**Exercise passage:**
--------

Touching on a consciousness of wholeness transforms how the man sees himself. From then on, he integrates his new attitude into his everyday choices, casting aside old habits and beliefs until he appears as a new man.

Taking Healing Action

The Gospel of John in the fifth chapter tells the story of a man who stays by the healing pool of Bethzatha for 38 years. Jesus asks the man if he wants to be made well. The man first launches into his list of excuses, whining that no one will help him into the pool as others take their turn ahead of him.

Are there times when we wait for someone else to fix the situation we find ourselves in? Have we lamented that others are unfair to us and languished unhappily where we are?

Jesus tells the man to “Stand up, take your mat and walk.” Healing is the connection of wholeness to wholeness. Spirit takes no notice of physical appearance or even a mind cluttered with error thoughts. Jesus gives a simple directive here to take action and be accountable: Spirit calls our wholeness into action.

Each of us creates a life that reflects our relationship with inner wholeness or a consciousness of outer limits and victimhood. When we stop blaming the outer world for unhappy conditions and instead recognize our wholeness, we claim the healing of “taking up our mat” and tap in to our spiritual power to take responsibility for our lives.

How to “Take up Your Mat” Every Day

Similar “take up your mat” language appears in the second chapter of Mark when a man, described as paralyzed, is carried by others and lowered through the roof of a house to gain access to Jesus. Initially, Jesus says the man’s sins are forgiven, which stirs contentious discussions in the house. So Jesus says, “Which is easier, to say to the paralytic, ‘Your sins are forgiven,’ or to say, ‘Stand up and take your mat and walk’?” (Mark 2:9)

Looking at this Bible story metaphysically, we can see that the “helpers” might be spiritual characteristics (like faith, strength, wisdom, and zeal) or spiritual practices (like denials and affirmations).

Whether the individual is “paralyzed” or “laying by the pool,” we note both stories are about an inability to take action based on what we in Unity call error thoughts (which other religions refer to as sin) or limiting beliefs. We must overcome any belief that the essence of who we are is broken or limited.

--------

**Study material:**
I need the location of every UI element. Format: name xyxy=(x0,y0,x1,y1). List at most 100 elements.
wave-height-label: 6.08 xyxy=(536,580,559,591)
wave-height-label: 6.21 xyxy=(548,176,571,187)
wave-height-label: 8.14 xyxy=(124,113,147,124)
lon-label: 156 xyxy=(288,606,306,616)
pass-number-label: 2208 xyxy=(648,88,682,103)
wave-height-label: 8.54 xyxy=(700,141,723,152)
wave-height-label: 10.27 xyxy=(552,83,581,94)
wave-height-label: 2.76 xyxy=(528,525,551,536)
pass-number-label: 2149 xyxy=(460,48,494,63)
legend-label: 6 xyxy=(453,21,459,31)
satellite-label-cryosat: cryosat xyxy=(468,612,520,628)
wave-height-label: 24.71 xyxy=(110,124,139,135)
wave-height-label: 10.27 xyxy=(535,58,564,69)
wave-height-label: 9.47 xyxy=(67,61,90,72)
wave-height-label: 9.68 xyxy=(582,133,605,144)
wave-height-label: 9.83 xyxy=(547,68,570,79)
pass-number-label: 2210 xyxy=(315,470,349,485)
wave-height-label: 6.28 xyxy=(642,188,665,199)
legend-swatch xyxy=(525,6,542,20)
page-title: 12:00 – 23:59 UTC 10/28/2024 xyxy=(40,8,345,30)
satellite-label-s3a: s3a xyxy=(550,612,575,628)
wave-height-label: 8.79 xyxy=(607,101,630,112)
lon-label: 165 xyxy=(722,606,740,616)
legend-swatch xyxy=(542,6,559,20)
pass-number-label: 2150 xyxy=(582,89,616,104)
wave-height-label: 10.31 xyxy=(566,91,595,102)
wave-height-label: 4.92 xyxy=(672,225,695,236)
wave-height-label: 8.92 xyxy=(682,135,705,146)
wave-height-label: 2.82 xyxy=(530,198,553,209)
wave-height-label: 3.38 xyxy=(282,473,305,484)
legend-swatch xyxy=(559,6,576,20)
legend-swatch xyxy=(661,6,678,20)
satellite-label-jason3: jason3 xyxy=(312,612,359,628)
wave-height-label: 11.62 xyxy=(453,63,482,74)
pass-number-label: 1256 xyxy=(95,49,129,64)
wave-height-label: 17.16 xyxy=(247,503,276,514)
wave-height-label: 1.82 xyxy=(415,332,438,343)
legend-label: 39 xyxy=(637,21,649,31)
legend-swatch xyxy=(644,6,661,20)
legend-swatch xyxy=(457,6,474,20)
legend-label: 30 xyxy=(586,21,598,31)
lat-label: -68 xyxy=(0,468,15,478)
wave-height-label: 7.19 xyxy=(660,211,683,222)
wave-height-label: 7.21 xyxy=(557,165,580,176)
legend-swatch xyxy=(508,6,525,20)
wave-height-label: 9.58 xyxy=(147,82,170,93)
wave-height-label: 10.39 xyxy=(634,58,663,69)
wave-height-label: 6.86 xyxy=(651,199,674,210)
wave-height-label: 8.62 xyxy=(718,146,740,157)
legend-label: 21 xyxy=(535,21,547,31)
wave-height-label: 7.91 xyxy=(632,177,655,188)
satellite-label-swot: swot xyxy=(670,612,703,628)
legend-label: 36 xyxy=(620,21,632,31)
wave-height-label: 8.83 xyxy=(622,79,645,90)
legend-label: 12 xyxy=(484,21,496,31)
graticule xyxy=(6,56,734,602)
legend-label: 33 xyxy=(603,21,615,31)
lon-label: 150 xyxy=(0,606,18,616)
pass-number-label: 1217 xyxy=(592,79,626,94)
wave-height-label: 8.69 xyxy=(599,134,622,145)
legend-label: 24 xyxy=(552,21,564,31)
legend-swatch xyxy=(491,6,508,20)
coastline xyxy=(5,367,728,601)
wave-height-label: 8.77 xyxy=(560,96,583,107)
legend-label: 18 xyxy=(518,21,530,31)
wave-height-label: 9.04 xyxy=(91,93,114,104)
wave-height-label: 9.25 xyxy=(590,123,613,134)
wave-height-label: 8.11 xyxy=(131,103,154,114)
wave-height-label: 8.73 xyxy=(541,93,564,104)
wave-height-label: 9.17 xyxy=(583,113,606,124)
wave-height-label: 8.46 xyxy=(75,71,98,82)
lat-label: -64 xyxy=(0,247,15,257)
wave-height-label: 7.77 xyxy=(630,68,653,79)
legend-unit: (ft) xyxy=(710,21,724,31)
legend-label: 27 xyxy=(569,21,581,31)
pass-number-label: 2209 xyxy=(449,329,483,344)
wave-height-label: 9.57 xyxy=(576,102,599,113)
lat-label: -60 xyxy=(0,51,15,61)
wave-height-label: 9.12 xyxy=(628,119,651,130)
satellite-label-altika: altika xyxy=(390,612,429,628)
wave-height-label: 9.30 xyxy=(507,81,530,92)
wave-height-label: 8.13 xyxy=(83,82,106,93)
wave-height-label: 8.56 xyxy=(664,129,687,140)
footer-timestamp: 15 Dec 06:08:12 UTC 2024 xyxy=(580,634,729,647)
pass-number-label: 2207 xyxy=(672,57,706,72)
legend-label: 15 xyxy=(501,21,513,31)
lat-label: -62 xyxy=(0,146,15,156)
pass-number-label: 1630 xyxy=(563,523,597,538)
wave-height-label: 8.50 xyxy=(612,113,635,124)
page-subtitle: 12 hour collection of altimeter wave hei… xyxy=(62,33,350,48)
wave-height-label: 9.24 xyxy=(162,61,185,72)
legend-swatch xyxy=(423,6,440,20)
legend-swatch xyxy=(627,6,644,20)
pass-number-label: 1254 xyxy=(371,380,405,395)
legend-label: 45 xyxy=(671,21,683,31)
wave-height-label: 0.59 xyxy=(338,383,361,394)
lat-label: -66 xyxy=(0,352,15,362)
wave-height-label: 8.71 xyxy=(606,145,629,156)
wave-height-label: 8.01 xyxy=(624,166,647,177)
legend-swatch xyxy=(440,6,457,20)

--------

**Task requirements:**
- a) Decide whether each statement below agrees with the passage on healing. For each, answer yes or no and quote the words of the passage that settle it.
(i) The man beside the pool of Bethzatha has been there for 38 years.
(ii) In the account from Mark, the man is brought to Jesus through the door of the house.
(iii) Spirit takes notice of physical appearance.
- b) Rewrite the stretch of the passage on healing from "Touching on a" through "as a new man.", substituting "routines" for "habits".

**Solutions to the problems:**
- a)
(i) Yes: "a man who stays by the healing pool of Bethzatha for 38 years"
(ii) No: "lowered through the roof of a house to gain access to Jesus"
(iii) No: "Spirit takes no notice of physical appearance"

- b)
Touching on a consciousness of wholeness transforms how the man sees himself. From then on, he integrates his new attitude into his everyday choices, casting aside old routines and beliefs until he appears as a new man.